▶ **Exercise**: Give back the records below exactly, every one, with no pictures.

▶ **Raw records**:
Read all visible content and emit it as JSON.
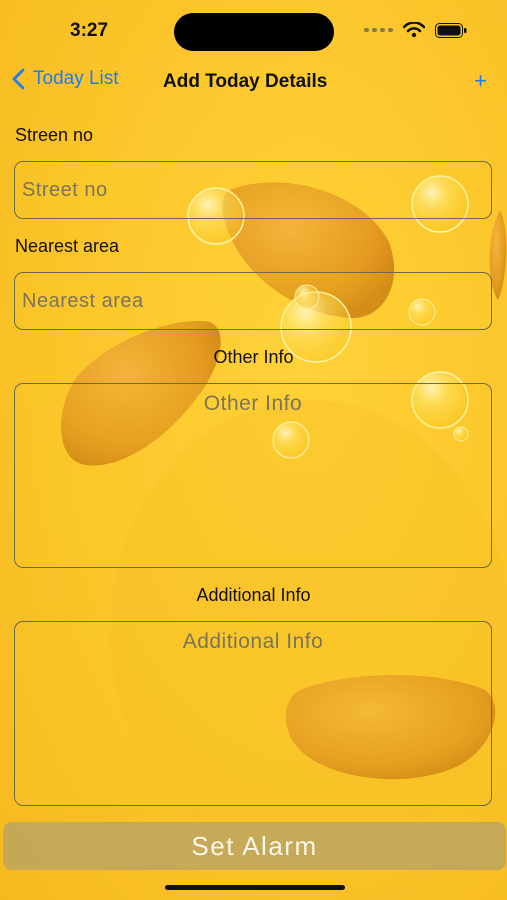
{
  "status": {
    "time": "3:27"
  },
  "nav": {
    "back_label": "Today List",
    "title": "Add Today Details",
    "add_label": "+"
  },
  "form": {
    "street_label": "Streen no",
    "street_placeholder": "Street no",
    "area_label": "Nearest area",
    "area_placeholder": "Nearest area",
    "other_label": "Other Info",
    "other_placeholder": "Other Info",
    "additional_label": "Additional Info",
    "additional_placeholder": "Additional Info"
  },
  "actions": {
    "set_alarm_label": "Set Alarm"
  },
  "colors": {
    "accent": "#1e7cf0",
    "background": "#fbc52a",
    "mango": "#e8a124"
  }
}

▶ **Solution to the problem**:
Read all visible content and emit it as JSON.
{
  "status": {
    "time": "3:27"
  },
  "nav": {
    "back_label": "Today List",
    "title": "Add Today Details",
    "add_label": "+"
  },
  "form": {
    "street_label": "Streen no",
    "street_placeholder": "Street no",
    "area_label": "Nearest area",
    "area_placeholder": "Nearest area",
    "other_label": "Other Info",
    "other_placeholder": "Other Info",
    "additional_label": "Additional Info",
    "additional_placeholder": "Additional Info"
  },
  "actions": {
    "set_alarm_label": "Set Alarm"
  },
  "colors": {
    "accent": "#1e7cf0",
    "background": "#fbc52a",
    "mango": "#e8a124"
  }
}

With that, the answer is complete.